*Problem*: Below are the records; pull every line that includes "this".

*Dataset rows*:
⟨
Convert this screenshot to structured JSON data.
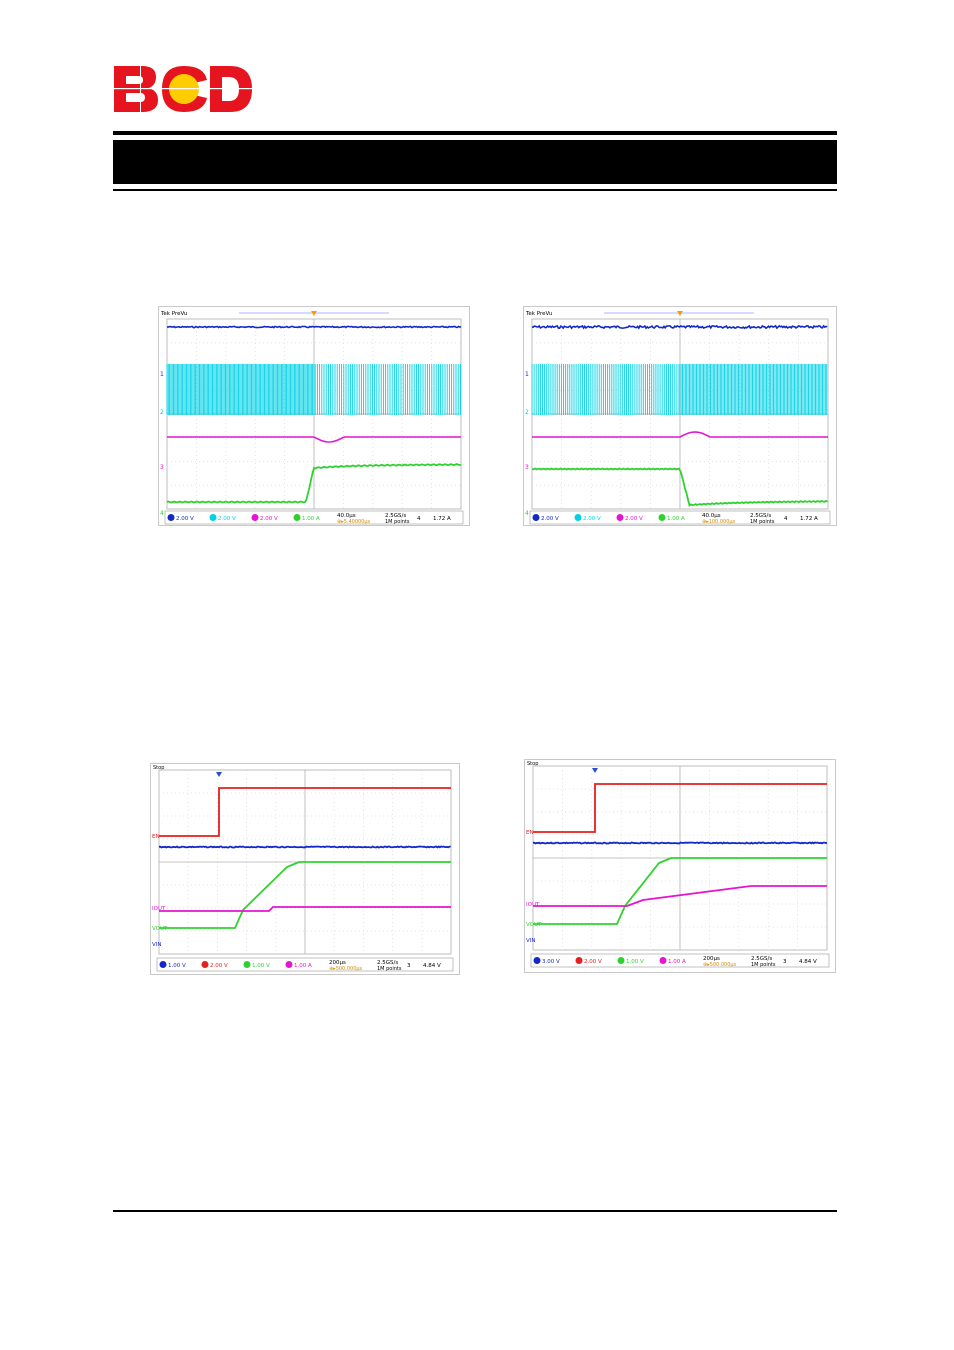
{
  "brand": {
    "logo_text": "BCD"
  },
  "header": {
    "title": ""
  },
  "scopes": [
    {
      "id": "scope-1",
      "header_text": "Tek PreVu",
      "timebase": "40.0µs",
      "trigger_pos": "⊕▸5.40000µs",
      "sample": "2.5GS/s",
      "points": "1M points",
      "trigger_ch": "4",
      "trigger_level": "1.72 A",
      "channels": [
        {
          "num": "1",
          "scale": "2.00 V",
          "color": "#1428c8"
        },
        {
          "num": "2",
          "scale": "2.00 V",
          "color": "#00d2e6"
        },
        {
          "num": "3",
          "scale": "2.00 V",
          "color": "#e614d2"
        },
        {
          "num": "4",
          "scale": "1.00 A",
          "color": "#2ed22e"
        }
      ],
      "labels": [
        {
          "text": "1"
        },
        {
          "text": "2"
        },
        {
          "text": "3"
        },
        {
          "text": "4"
        }
      ]
    },
    {
      "id": "scope-2",
      "header_text": "Tek PreVu",
      "timebase": "40.0µs",
      "trigger_pos": "⊕▸100.000µs",
      "sample": "2.5GS/s",
      "points": "1M points",
      "trigger_ch": "4",
      "trigger_level": "1.72 A",
      "channels": [
        {
          "num": "1",
          "scale": "2.00 V",
          "color": "#1428c8"
        },
        {
          "num": "2",
          "scale": "2.00 V",
          "color": "#00d2e6"
        },
        {
          "num": "3",
          "scale": "2.00 V",
          "color": "#e614d2"
        },
        {
          "num": "4",
          "scale": "1.00 A",
          "color": "#2ed22e"
        }
      ],
      "labels": [
        {
          "text": "1"
        },
        {
          "text": "2"
        },
        {
          "text": "3"
        },
        {
          "text": "4"
        }
      ]
    },
    {
      "id": "scope-3",
      "header_text": "Stop",
      "timebase": "200µs",
      "trigger_pos": "⊕▸500.000µs",
      "sample": "2.5GS/s",
      "points": "1M points",
      "trigger_ch": "3",
      "trigger_level": "4.84 V",
      "channels": [
        {
          "num": "1",
          "scale": "1.00 V",
          "color": "#1428c8"
        },
        {
          "num": "2",
          "scale": "2.00 V",
          "color": "#e61e1e"
        },
        {
          "num": "3",
          "scale": "1.00 V",
          "color": "#2ed22e"
        },
        {
          "num": "4",
          "scale": "1.00 A",
          "color": "#e614d2"
        }
      ],
      "labels": [
        {
          "text": "EN"
        },
        {
          "text": "IOUT"
        },
        {
          "text": "VOUT"
        },
        {
          "text": "VIN"
        }
      ]
    },
    {
      "id": "scope-4",
      "header_text": "Stop",
      "timebase": "200µs",
      "trigger_pos": "⊕▸500.000µs",
      "sample": "2.5GS/s",
      "points": "1M points",
      "trigger_ch": "3",
      "trigger_level": "4.84 V",
      "channels": [
        {
          "num": "1",
          "scale": "3.00 V",
          "color": "#1428c8"
        },
        {
          "num": "2",
          "scale": "2.00 V",
          "color": "#e61e1e"
        },
        {
          "num": "3",
          "scale": "1.00 V",
          "color": "#2ed22e"
        },
        {
          "num": "4",
          "scale": "1.00 A",
          "color": "#e614d2"
        }
      ],
      "labels": [
        {
          "text": "EN"
        },
        {
          "text": "IOUT"
        },
        {
          "text": "VOUT"
        },
        {
          "text": "VIN"
        }
      ]
    }
  ]
}
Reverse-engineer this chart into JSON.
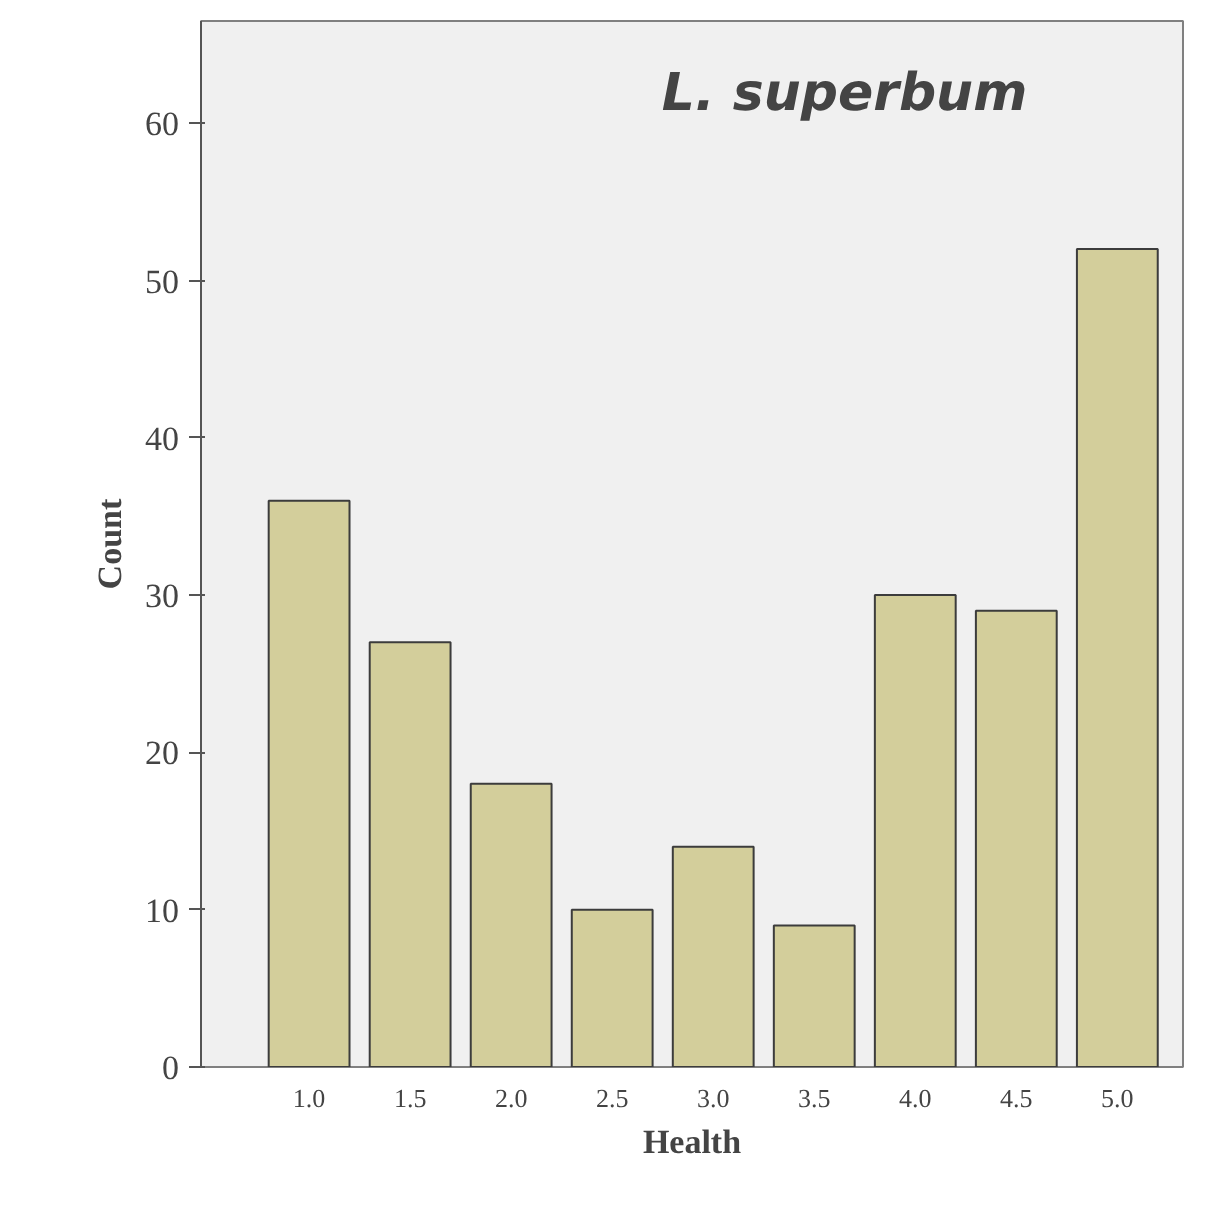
{
  "chart_data": {
    "type": "bar",
    "title": "L. superbum",
    "xlabel": "Health",
    "ylabel": "Count",
    "categories": [
      "1.0",
      "1.5",
      "2.0",
      "2.5",
      "3.0",
      "3.5",
      "4.0",
      "4.5",
      "5.0"
    ],
    "values": [
      36,
      27,
      18,
      10,
      14,
      9,
      30,
      29,
      52
    ],
    "color": "#d3ce9b",
    "ylim": [
      0,
      66.5
    ],
    "yticks": [
      0,
      10,
      20,
      30,
      40,
      50,
      60
    ],
    "grid": false
  }
}
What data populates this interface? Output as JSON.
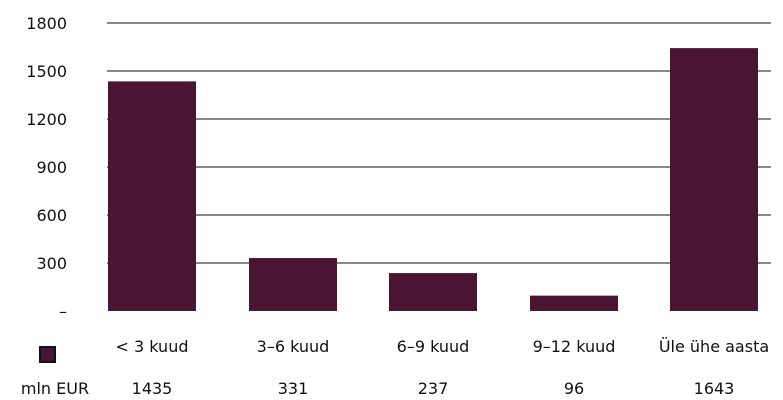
{
  "chart_data": {
    "type": "bar",
    "categories": [
      "< 3 kuud",
      "3–6 kuud",
      "6–9 kuud",
      "9–12 kuud",
      "Üle ühe aasta"
    ],
    "values": [
      1435,
      331,
      237,
      96,
      1643
    ],
    "value_labels": [
      "1435",
      "331",
      "237",
      "96",
      "1643"
    ],
    "y_ticks": [
      {
        "value": 0,
        "label": "–"
      },
      {
        "value": 300,
        "label": "300"
      },
      {
        "value": 600,
        "label": "600"
      },
      {
        "value": 900,
        "label": "900"
      },
      {
        "value": 1200,
        "label": "1200"
      },
      {
        "value": 1500,
        "label": "1500"
      },
      {
        "value": 1800,
        "label": "1800"
      }
    ],
    "ylim": [
      0,
      1800
    ],
    "grid": true,
    "bar_color": "#4a1533",
    "gridline_color": "#111111",
    "series": [
      {
        "name": "mln EUR",
        "values": [
          1435,
          331,
          237,
          96,
          1643
        ]
      }
    ],
    "legend": {
      "position": "bottom-left"
    },
    "title": "",
    "xlabel": "",
    "ylabel": ""
  }
}
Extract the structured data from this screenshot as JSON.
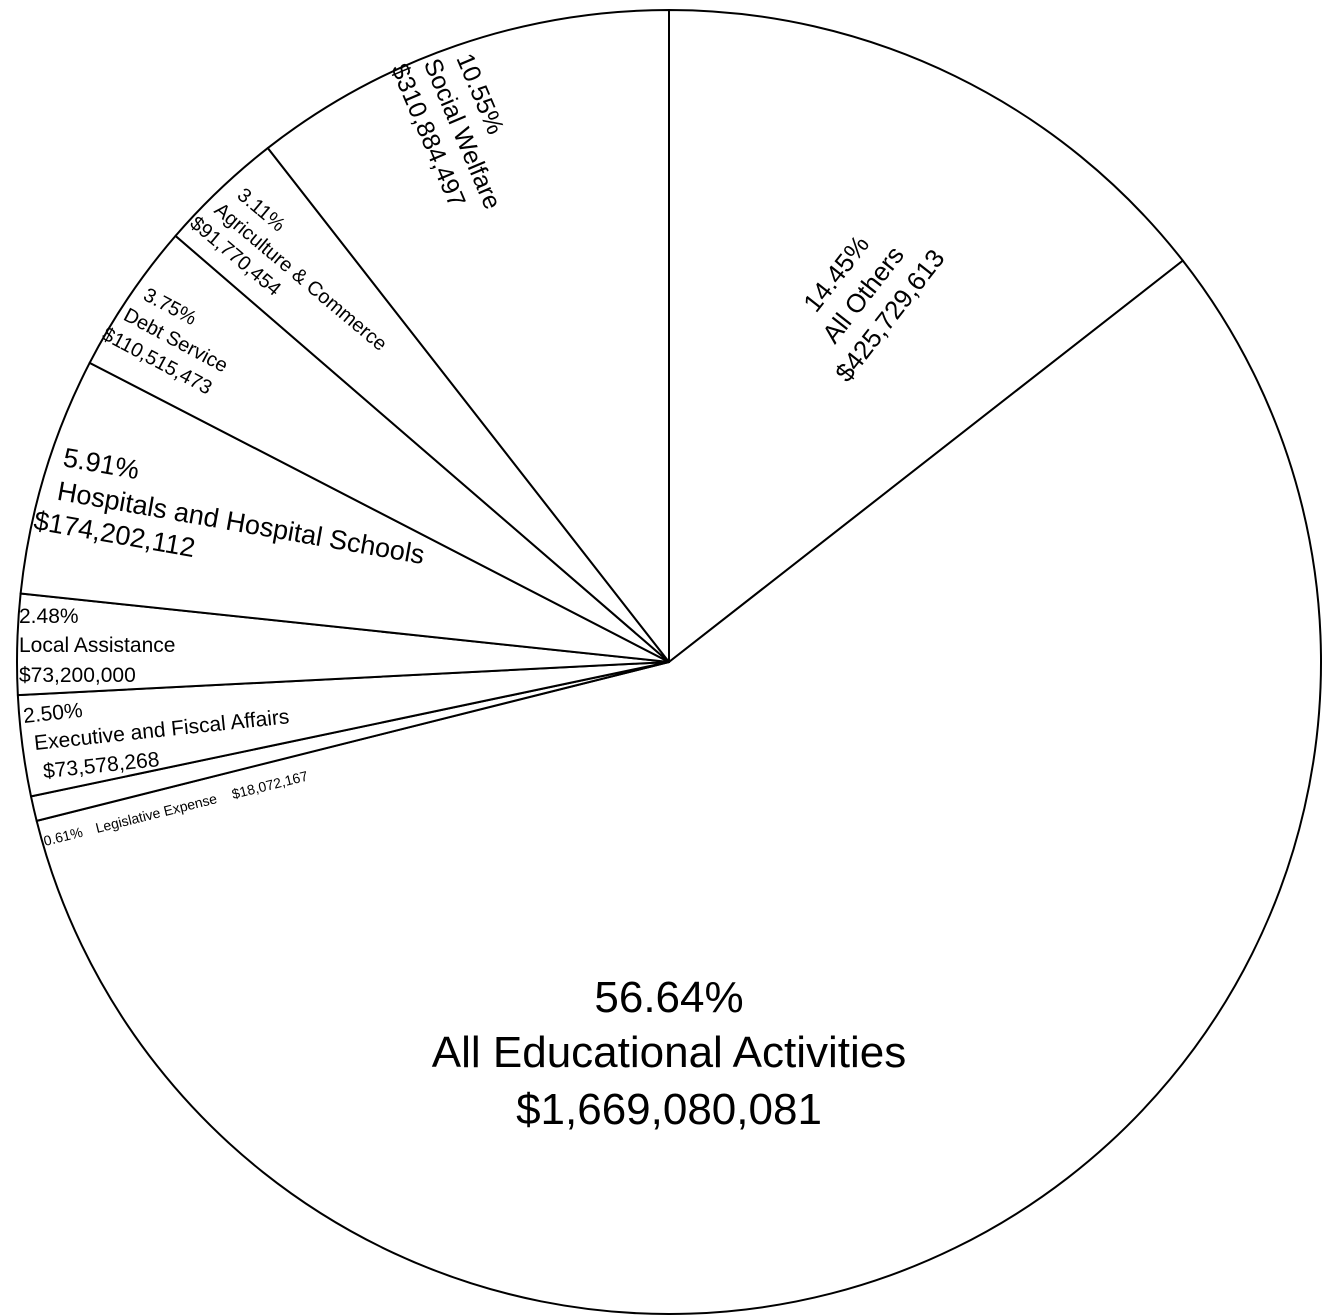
{
  "chart_data": {
    "type": "pie",
    "title": "",
    "start_angle_deg": 0,
    "direction": "clockwise",
    "slices": [
      {
        "name": "All Others",
        "percent_label": "14.45%",
        "amount_label": "$425,729,613",
        "value": 425729613,
        "percent": 14.45
      },
      {
        "name": "All Educational Activities",
        "percent_label": "56.64%",
        "amount_label": "$1,669,080,081",
        "value": 1669080081,
        "percent": 56.64
      },
      {
        "name": "Legislative Expense",
        "percent_label": "0.61%",
        "amount_label": "$18,072,167",
        "value": 18072167,
        "percent": 0.61
      },
      {
        "name": "Executive and Fiscal  Affairs",
        "percent_label": "2.50%",
        "amount_label": "$73,578,268",
        "value": 73578268,
        "percent": 2.5
      },
      {
        "name": "Local Assistance",
        "percent_label": "2.48%",
        "amount_label": "$73,200,000",
        "value": 73200000,
        "percent": 2.48
      },
      {
        "name": "Hospitals and Hospital Schools",
        "percent_label": "5.91%",
        "amount_label": "$174,202,112",
        "value": 174202112,
        "percent": 5.91
      },
      {
        "name": "Debt Service",
        "percent_label": "3.75%",
        "amount_label": "$110,515,473",
        "value": 110515473,
        "percent": 3.75
      },
      {
        "name": "Agriculture & Commerce",
        "percent_label": "3.11%",
        "amount_label": "$91,770,454",
        "value": 91770454,
        "percent": 3.11
      },
      {
        "name": "Social Welfare",
        "percent_label": "10.55%",
        "amount_label": "$310,884,497",
        "value": 310884497,
        "percent": 10.55
      }
    ],
    "colors": {
      "slice_fill": "#ffffff",
      "stroke": "#000000",
      "text": "#000000"
    }
  }
}
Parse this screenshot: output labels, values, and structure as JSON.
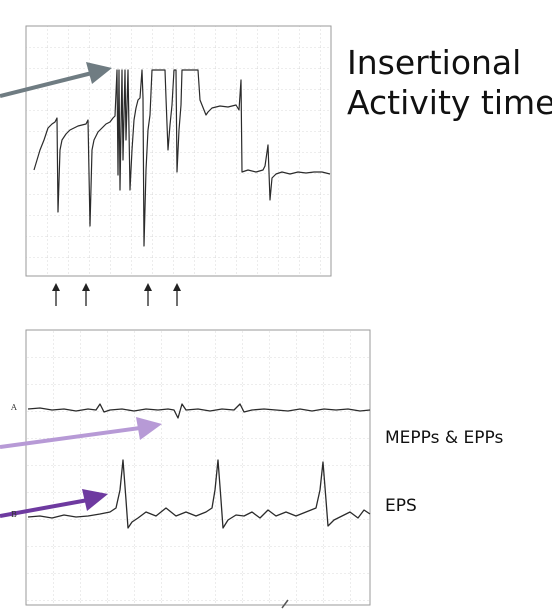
⟩
*The output*:
Convert this screenshot to structured JSON data.
Reverse-engineer this chart into JSON.
What data populates this interface? Output as JSON.
Extract the structured data from this screenshot as JSON.
Parse this screenshot: output labels, values, and structure as JSON.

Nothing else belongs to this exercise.